• [Data for this task]
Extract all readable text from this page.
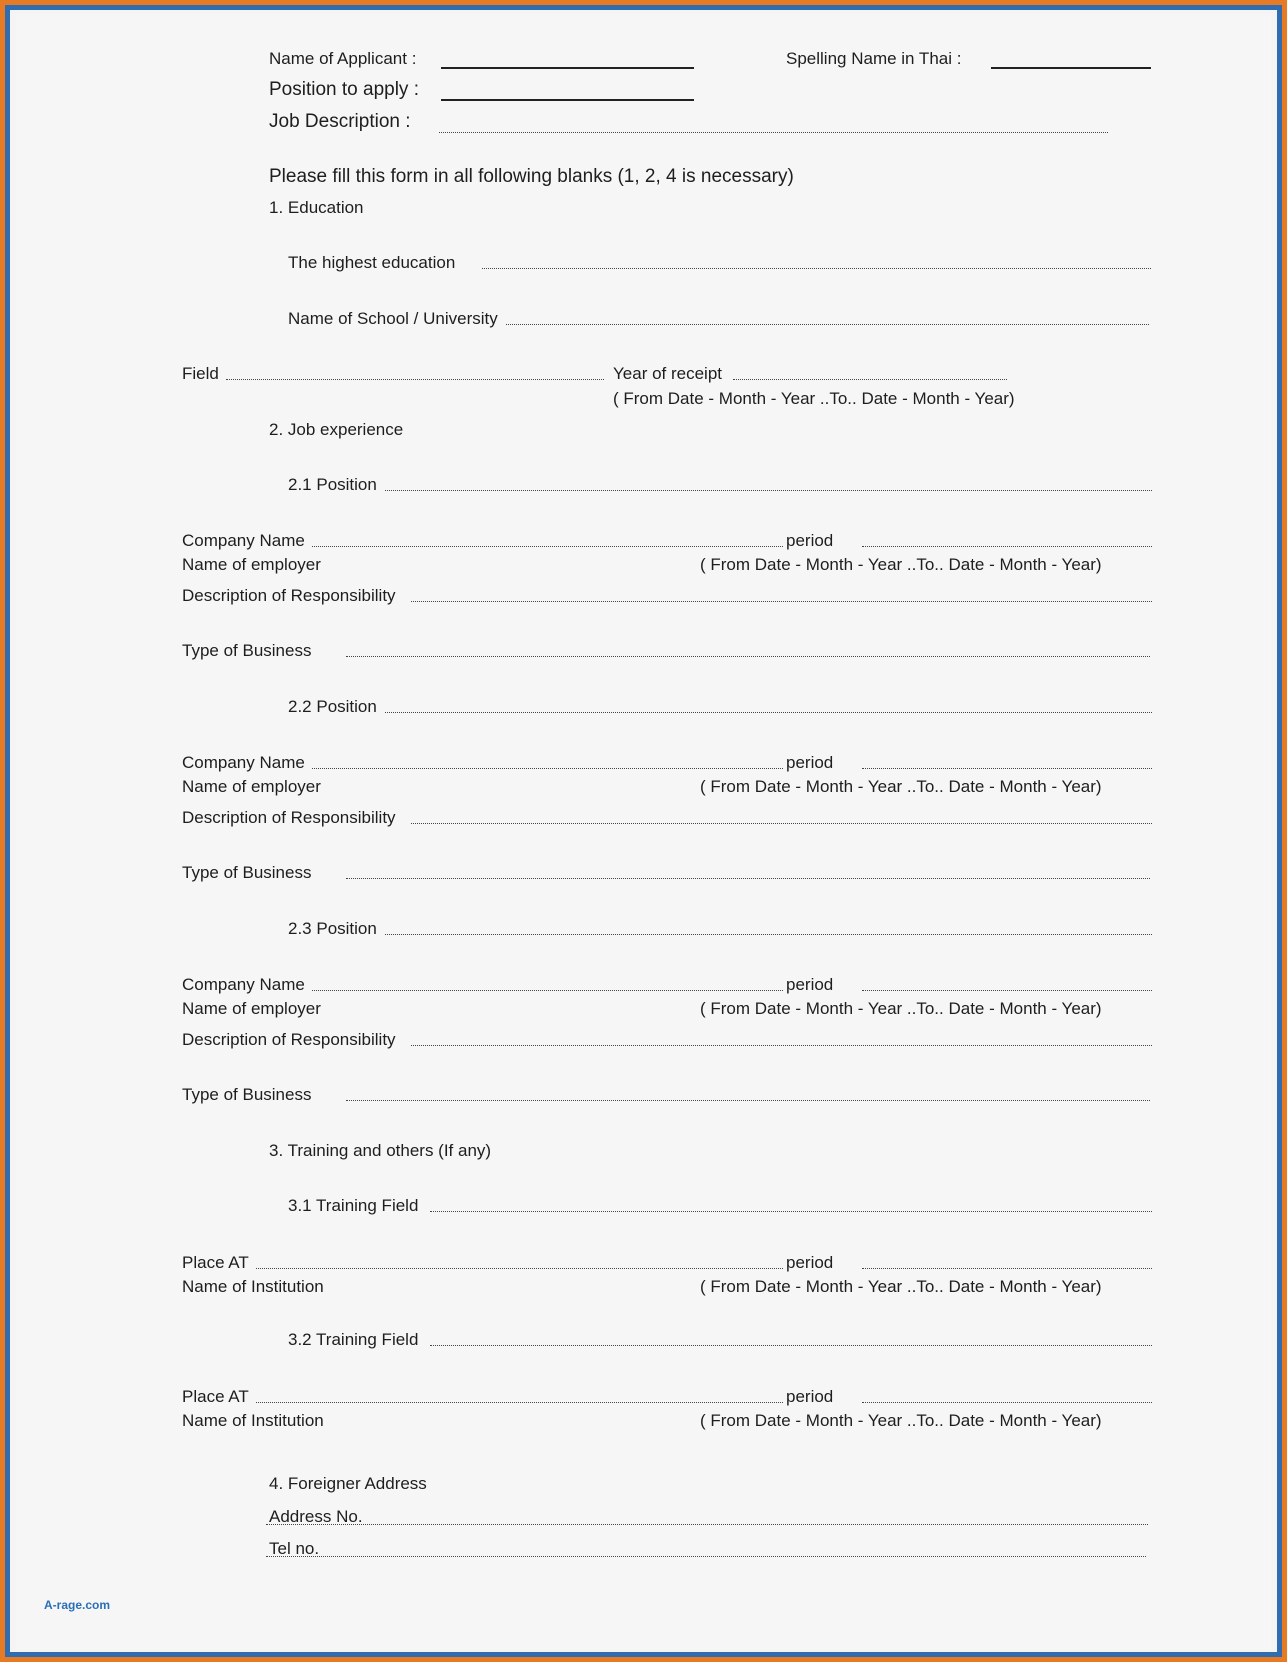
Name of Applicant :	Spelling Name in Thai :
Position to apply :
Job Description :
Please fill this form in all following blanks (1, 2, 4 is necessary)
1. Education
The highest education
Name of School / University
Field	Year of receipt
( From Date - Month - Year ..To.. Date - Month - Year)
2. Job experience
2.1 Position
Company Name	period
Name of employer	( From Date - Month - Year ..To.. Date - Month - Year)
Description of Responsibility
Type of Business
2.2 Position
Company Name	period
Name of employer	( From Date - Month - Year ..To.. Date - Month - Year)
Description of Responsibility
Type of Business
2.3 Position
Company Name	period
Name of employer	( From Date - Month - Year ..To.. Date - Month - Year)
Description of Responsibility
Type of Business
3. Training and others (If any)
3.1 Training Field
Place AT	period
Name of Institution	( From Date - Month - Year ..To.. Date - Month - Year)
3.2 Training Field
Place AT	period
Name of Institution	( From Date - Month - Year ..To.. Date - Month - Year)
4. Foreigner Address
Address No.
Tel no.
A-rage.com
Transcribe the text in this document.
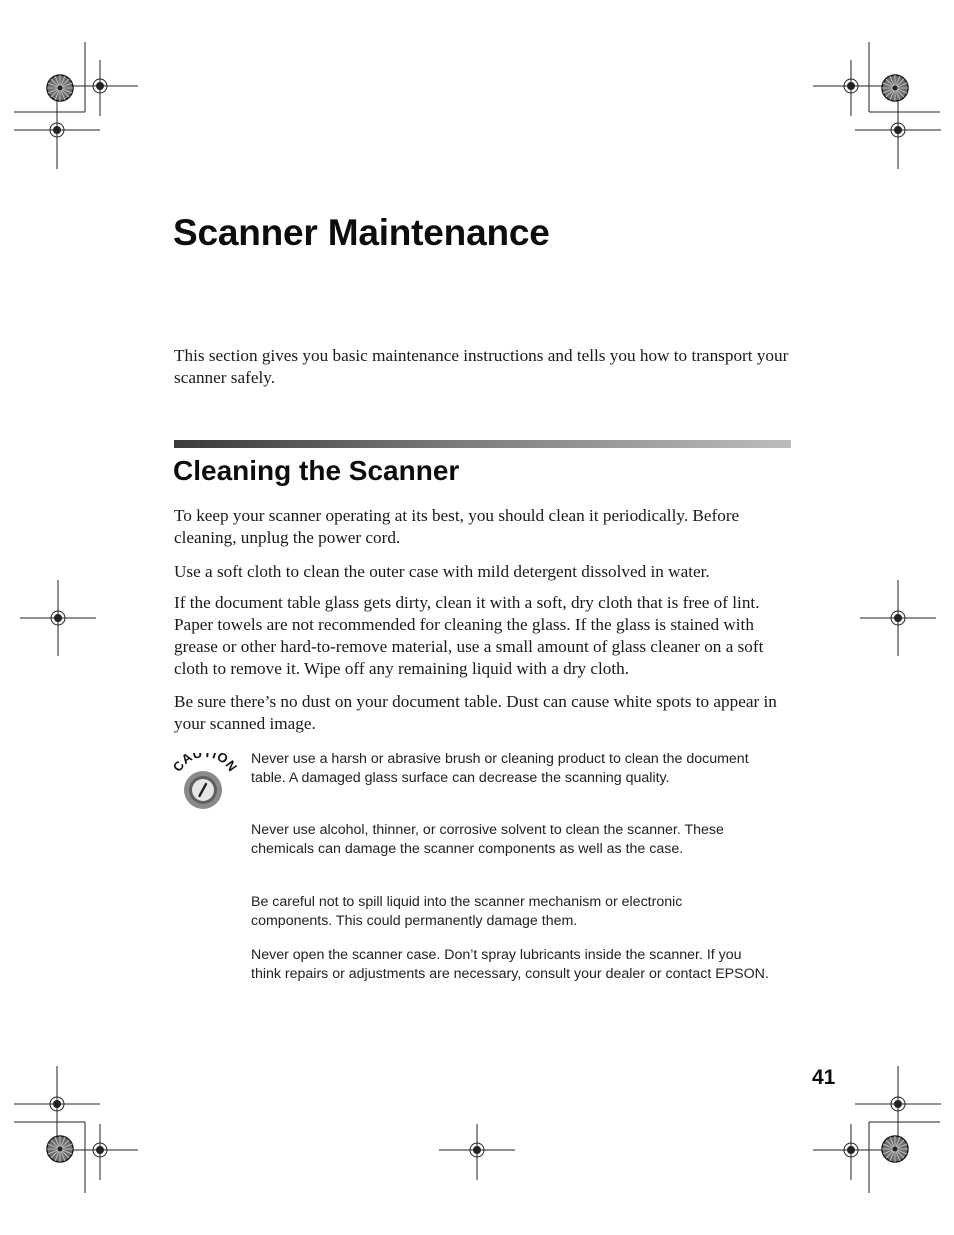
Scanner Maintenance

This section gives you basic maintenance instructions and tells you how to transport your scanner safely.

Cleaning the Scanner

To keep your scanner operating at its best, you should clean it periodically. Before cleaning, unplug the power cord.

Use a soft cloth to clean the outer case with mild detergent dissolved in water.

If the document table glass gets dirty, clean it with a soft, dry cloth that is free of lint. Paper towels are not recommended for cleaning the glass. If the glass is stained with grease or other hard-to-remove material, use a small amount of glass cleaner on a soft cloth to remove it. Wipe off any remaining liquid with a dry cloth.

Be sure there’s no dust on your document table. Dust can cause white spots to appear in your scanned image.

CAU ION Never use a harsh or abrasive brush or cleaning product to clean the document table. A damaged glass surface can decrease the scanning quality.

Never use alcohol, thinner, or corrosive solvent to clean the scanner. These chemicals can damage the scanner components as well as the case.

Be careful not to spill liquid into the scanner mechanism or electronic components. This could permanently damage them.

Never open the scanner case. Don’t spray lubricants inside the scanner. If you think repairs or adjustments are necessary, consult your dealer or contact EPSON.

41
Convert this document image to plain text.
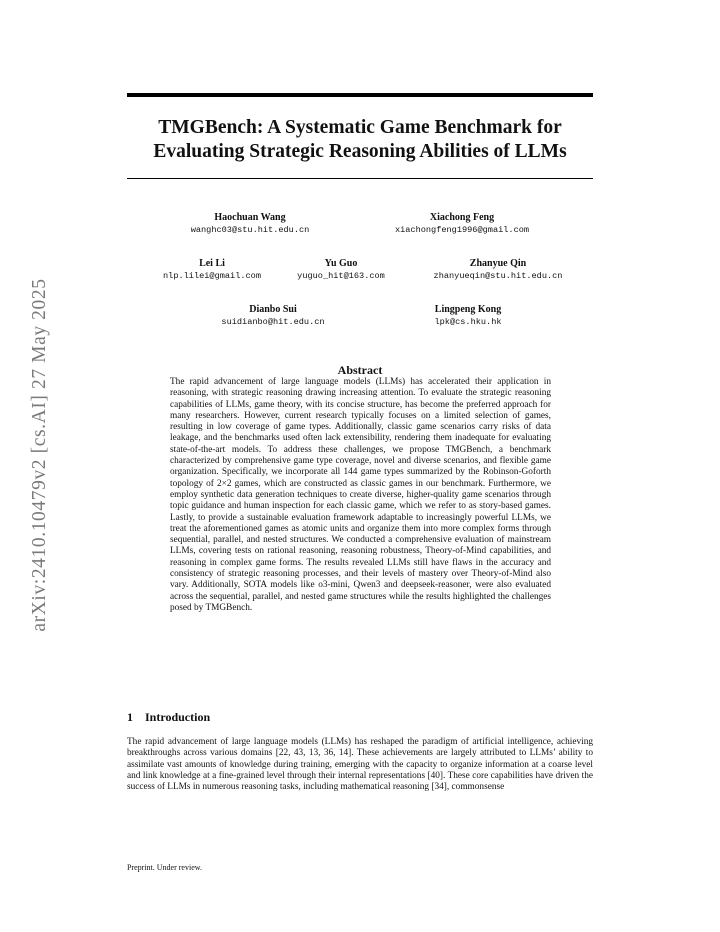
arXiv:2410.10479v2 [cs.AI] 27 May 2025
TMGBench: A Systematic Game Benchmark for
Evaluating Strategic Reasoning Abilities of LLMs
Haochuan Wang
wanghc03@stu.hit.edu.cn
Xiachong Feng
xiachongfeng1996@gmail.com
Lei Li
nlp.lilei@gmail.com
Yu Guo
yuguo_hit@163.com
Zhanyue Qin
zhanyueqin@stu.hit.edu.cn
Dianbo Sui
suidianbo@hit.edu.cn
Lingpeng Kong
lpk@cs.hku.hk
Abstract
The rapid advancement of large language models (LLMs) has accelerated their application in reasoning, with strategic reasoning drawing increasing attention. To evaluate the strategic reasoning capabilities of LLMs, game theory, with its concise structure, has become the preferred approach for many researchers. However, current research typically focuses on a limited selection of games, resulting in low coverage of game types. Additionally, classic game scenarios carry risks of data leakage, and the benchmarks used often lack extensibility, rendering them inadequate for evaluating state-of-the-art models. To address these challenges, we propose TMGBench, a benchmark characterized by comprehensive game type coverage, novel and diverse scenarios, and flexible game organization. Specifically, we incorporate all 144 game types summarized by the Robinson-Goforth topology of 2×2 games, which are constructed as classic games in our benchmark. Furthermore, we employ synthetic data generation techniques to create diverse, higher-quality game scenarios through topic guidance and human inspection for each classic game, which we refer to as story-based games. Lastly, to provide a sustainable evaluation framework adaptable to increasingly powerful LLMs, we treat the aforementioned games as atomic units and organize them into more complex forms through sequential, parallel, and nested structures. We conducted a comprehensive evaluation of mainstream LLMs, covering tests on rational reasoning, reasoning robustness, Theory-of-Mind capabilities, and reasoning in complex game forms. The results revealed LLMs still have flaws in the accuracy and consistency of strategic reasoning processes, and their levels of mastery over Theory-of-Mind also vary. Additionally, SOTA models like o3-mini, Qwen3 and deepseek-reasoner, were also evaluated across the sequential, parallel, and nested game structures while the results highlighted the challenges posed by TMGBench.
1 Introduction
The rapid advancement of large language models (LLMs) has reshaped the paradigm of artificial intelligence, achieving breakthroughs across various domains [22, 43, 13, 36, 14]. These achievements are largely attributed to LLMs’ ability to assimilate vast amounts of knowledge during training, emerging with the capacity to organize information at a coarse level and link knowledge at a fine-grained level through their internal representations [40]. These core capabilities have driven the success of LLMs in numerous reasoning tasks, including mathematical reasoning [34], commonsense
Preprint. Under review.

• [Aim] Write the listing out a second time exactly, dropping all images.

• [Reply to the exercise]
Extract all readable text from this page.
Name of Applicant :	Spelling Name in Thai :
Position to apply :
Job Description :
Please fill this form in all following blanks (1, 2, 4 is necessary)
1. Education
The highest education
Name of School / University
Field	Year of receipt
( From Date - Month - Year ..To.. Date - Month - Year)
2. Job experience
2.1 Position
Company Name	period
Name of employer	( From Date - Month - Year ..To.. Date - Month - Year)
Description of Responsibility
Type of Business
2.2 Position
Company Name	period
Name of employer	( From Date - Month - Year ..To.. Date - Month - Year)
Description of Responsibility
Type of Business
2.3 Position
Company Name	period
Name of employer	( From Date - Month - Year ..To.. Date - Month - Year)
Description of Responsibility
Type of Business
3. Training and others (If any)
3.1 Training Field
Place AT	period
Name of Institution	( From Date - Month - Year ..To.. Date - Month - Year)
3.2 Training Field
Place AT	period
Name of Institution	( From Date - Month - Year ..To.. Date - Month - Year)
4. Foreigner Address
Address No.
Tel no.
A-rage.com
Transcribe the text in this document.
Scanner Maintenance

This section gives you basic maintenance instructions and tells you how to transport your scanner safely.

Cleaning the Scanner

To keep your scanner operating at its best, you should clean it periodically. Before cleaning, unplug the power cord.

Use a soft cloth to clean the outer case with mild detergent dissolved in water.

If the document table glass gets dirty, clean it with a soft, dry cloth that is free of lint. Paper towels are not recommended for cleaning the glass. If the glass is stained with grease or other hard-to-remove material, use a small amount of glass cleaner on a soft cloth to remove it. Wipe off any remaining liquid with a dry cloth.

Be sure there’s no dust on your document table. Dust can cause white spots to appear in your scanned image.

CAU ION Never use a harsh or abrasive brush or cleaning product to clean the document table. A damaged glass surface can decrease the scanning quality.

Never use alcohol, thinner, or corrosive solvent to clean the scanner. These chemicals can damage the scanner components as well as the case.

Be careful not to spill liquid into the scanner mechanism or electronic components. This could permanently damage them.

Never open the scanner case. Don’t spray lubricants inside the scanner. If you think repairs or adjustments are necessary, consult your dealer or contact EPSON.

41
Convert this document image to plain text.
arXiv:2410.10479v2 [cs.AI] 27 May 2025
TMGBench: A Systematic Game Benchmark for
Evaluating Strategic Reasoning Abilities of LLMs
Haochuan Wang
wanghc03@stu.hit.edu.cn
Xiachong Feng
xiachongfeng1996@gmail.com
Lei Li
nlp.lilei@gmail.com
Yu Guo
yuguo_hit@163.com
Zhanyue Qin
zhanyueqin@stu.hit.edu.cn
Dianbo Sui
suidianbo@hit.edu.cn
Lingpeng Kong
lpk@cs.hku.hk
Abstract
The rapid advancement of large language models (LLMs) has accelerated their application in reasoning, with strategic reasoning drawing increasing attention. To evaluate the strategic reasoning capabilities of LLMs, game theory, with its concise structure, has become the preferred approach for many researchers. However, current research typically focuses on a limited selection of games, resulting in low coverage of game types. Additionally, classic game scenarios carry risks of data leakage, and the benchmarks used often lack extensibility, rendering them inadequate for evaluating state-of-the-art models. To address these challenges, we propose TMGBench, a benchmark characterized by comprehensive game type coverage, novel and diverse scenarios, and flexible game organization. Specifically, we incorporate all 144 game types summarized by the Robinson-Goforth topology of 2×2 games, which are constructed as classic games in our benchmark. Furthermore, we employ synthetic data generation techniques to create diverse, higher-quality game scenarios through topic guidance and human inspection for each classic game, which we refer to as story-based games. Lastly, to provide a sustainable evaluation framework adaptable to increasingly powerful LLMs, we treat the aforementioned games as atomic units and organize them into more complex forms through sequential, parallel, and nested structures. We conducted a comprehensive evaluation of mainstream LLMs, covering tests on rational reasoning, reasoning robustness, Theory-of-Mind capabilities, and reasoning in complex game forms. The results revealed LLMs still have flaws in the accuracy and consistency of strategic reasoning processes, and their levels of mastery over Theory-of-Mind also vary. Additionally, SOTA models like o3-mini, Qwen3 and deepseek-reasoner, were also evaluated across the sequential, parallel, and nested game structures while the results highlighted the challenges posed by TMGBench.
1 Introduction
The rapid advancement of large language models (LLMs) has reshaped the paradigm of artificial intelligence, achieving breakthroughs across various domains [22, 43, 13, 36, 14]. These achievements are largely attributed to LLMs’ ability to assimilate vast amounts of knowledge during training, emerging with the capacity to organize information at a coarse level and link knowledge at a fine-grained level through their internal representations [40]. These core capabilities have driven the success of LLMs in numerous reasoning tasks, including mathematical reasoning [34], commonsense
Preprint. Under review.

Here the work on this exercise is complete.